**Given request:** Write out, precisely and in full, each line of the material.

============================================================

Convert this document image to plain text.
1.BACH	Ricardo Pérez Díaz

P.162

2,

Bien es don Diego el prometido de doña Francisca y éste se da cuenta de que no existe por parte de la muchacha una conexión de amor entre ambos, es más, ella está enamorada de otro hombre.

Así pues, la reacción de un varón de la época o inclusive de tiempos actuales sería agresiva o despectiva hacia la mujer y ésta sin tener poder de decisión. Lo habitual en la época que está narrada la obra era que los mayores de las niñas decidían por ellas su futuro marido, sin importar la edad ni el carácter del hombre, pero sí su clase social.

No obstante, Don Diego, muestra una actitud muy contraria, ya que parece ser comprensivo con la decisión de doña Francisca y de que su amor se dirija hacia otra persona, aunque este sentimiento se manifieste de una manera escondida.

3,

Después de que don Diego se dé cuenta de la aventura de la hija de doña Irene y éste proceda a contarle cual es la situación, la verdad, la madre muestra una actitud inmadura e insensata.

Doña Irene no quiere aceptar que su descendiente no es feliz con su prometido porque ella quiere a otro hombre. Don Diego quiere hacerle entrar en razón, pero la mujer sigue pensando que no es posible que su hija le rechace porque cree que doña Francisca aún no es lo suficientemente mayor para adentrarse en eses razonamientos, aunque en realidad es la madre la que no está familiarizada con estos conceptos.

============================================================

**Final result:**
Convert this document image to plain text.
1.BACH	Ricardo Pérez Díaz

P.162

2,

Bien es don Diego el prometido de doña Francisca y éste se da cuenta de que no existe por parte de la muchacha una conexión de amor entre ambos, es más, ella está enamorada de otro hombre.

Así pues, la reacción de un varón de la época o inclusive de tiempos actuales sería agresiva o despectiva hacia la mujer y ésta sin tener poder de decisión. Lo habitual en la época que está narrada la obra era que los mayores de las niñas decidían por ellas su futuro marido, sin importar la edad ni el carácter del hombre, pero sí su clase social.

No obstante, Don Diego, muestra una actitud muy contraria, ya que parece ser comprensivo con la decisión de doña Francisca y de que su amor se dirija hacia otra persona, aunque este sentimiento se manifieste de una manera escondida.

3,

Después de que don Diego se dé cuenta de la aventura de la hija de doña Irene y éste proceda a contarle cual es la situación, la verdad, la madre muestra una actitud inmadura e insensata.

Doña Irene no quiere aceptar que su descendiente no es feliz con su prometido porque ella quiere a otro hombre. Don Diego quiere hacerle entrar en razón, pero la mujer sigue pensando que no es posible que su hija le rechace porque cree que doña Francisca aún no es lo suficientemente mayor para adentrarse en eses razonamientos, aunque en realidad es la madre la que no está familiarizada con estos conceptos.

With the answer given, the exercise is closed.